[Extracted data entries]
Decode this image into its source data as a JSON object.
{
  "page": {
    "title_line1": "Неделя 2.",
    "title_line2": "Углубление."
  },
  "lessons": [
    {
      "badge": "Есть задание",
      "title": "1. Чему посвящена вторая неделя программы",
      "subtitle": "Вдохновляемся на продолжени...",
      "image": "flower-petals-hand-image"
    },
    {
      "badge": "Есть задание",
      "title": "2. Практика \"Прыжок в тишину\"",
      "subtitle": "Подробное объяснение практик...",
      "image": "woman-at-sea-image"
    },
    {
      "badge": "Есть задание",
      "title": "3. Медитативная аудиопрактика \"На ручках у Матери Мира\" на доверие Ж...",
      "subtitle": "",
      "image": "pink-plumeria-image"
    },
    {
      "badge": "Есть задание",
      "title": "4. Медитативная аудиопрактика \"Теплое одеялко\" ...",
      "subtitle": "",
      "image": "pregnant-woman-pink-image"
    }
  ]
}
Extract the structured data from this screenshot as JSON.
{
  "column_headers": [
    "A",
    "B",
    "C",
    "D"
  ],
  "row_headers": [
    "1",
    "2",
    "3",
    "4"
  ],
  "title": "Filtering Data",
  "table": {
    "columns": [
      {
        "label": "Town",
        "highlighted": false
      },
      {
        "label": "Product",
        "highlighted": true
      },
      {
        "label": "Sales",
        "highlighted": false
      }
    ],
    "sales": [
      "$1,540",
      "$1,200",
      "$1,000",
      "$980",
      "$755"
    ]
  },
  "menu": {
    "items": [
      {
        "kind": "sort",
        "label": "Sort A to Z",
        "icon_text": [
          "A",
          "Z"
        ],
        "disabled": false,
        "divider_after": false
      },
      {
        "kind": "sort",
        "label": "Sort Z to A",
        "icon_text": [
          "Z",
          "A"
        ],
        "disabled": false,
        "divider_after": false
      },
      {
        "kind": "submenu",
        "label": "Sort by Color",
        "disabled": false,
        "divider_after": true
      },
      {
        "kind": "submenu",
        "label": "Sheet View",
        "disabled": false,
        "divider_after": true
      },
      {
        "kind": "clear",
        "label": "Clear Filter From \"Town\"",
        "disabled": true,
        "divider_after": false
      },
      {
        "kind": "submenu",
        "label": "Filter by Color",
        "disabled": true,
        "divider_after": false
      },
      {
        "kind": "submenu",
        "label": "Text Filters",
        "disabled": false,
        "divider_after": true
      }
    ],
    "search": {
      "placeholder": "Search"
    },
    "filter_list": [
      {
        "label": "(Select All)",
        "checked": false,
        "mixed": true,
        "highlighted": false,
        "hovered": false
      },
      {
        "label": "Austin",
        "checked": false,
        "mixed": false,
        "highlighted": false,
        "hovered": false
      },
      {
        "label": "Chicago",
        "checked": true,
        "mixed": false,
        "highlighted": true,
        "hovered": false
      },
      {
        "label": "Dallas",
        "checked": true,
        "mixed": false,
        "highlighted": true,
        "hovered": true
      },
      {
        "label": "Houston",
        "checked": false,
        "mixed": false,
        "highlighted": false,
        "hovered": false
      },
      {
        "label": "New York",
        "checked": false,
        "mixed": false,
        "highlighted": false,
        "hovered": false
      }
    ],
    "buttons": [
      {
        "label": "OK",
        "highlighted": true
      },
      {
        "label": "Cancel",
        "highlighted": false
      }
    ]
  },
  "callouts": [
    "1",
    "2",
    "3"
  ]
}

Challenge -> Reproduce the data in full, exactly as presented.

Correct response ->
Decode this image into its source data as a JSON object.
{
  "page": {
    "title_line1": "Неделя 2.",
    "title_line2": "Углубление."
  },
  "lessons": [
    {
      "badge": "Есть задание",
      "title": "1. Чему посвящена вторая неделя программы",
      "subtitle": "Вдохновляемся на продолжени...",
      "image": "flower-petals-hand-image"
    },
    {
      "badge": "Есть задание",
      "title": "2. Практика \"Прыжок в тишину\"",
      "subtitle": "Подробное объяснение практик...",
      "image": "woman-at-sea-image"
    },
    {
      "badge": "Есть задание",
      "title": "3. Медитативная аудиопрактика \"На ручках у Матери Мира\" на доверие Ж...",
      "subtitle": "",
      "image": "pink-plumeria-image"
    },
    {
      "badge": "Есть задание",
      "title": "4. Медитативная аудиопрактика \"Теплое одеялко\" ...",
      "subtitle": "",
      "image": "pregnant-woman-pink-image"
    }
  ]
}
Extract the structured data from this screenshot as JSON.
{
  "column_headers": [
    "A",
    "B",
    "C",
    "D"
  ],
  "row_headers": [
    "1",
    "2",
    "3",
    "4"
  ],
  "title": "Filtering Data",
  "table": {
    "columns": [
      {
        "label": "Town",
        "highlighted": false
      },
      {
        "label": "Product",
        "highlighted": true
      },
      {
        "label": "Sales",
        "highlighted": false
      }
    ],
    "sales": [
      "$1,540",
      "$1,200",
      "$1,000",
      "$980",
      "$755"
    ]
  },
  "menu": {
    "items": [
      {
        "kind": "sort",
        "label": "Sort A to Z",
        "icon_text": [
          "A",
          "Z"
        ],
        "disabled": false,
        "divider_after": false
      },
      {
        "kind": "sort",
        "label": "Sort Z to A",
        "icon_text": [
          "Z",
          "A"
        ],
        "disabled": false,
        "divider_after": false
      },
      {
        "kind": "submenu",
        "label": "Sort by Color",
        "disabled": false,
        "divider_after": true
      },
      {
        "kind": "submenu",
        "label": "Sheet View",
        "disabled": false,
        "divider_after": true
      },
      {
        "kind": "clear",
        "label": "Clear Filter From \"Town\"",
        "disabled": true,
        "divider_after": false
      },
      {
        "kind": "submenu",
        "label": "Filter by Color",
        "disabled": true,
        "divider_after": false
      },
      {
        "kind": "submenu",
        "label": "Text Filters",
        "disabled": false,
        "divider_after": true
      }
    ],
    "search": {
      "placeholder": "Search"
    },
    "filter_list": [
      {
        "label": "(Select All)",
        "checked": false,
        "mixed": true,
        "highlighted": false,
        "hovered": false
      },
      {
        "label": "Austin",
        "checked": false,
        "mixed": false,
        "highlighted": false,
        "hovered": false
      },
      {
        "label": "Chicago",
        "checked": true,
        "mixed": false,
        "highlighted": true,
        "hovered": false
      },
      {
        "label": "Dallas",
        "checked": true,
        "mixed": false,
        "highlighted": true,
        "hovered": true
      },
      {
        "label": "Houston",
        "checked": false,
        "mixed": false,
        "highlighted": false,
        "hovered": false
      },
      {
        "label": "New York",
        "checked": false,
        "mixed": false,
        "highlighted": false,
        "hovered": false
      }
    ],
    "buttons": [
      {
        "label": "OK",
        "highlighted": true
      },
      {
        "label": "Cancel",
        "highlighted": false
      }
    ]
  },
  "callouts": [
    "1",
    "2",
    "3"
  ]
}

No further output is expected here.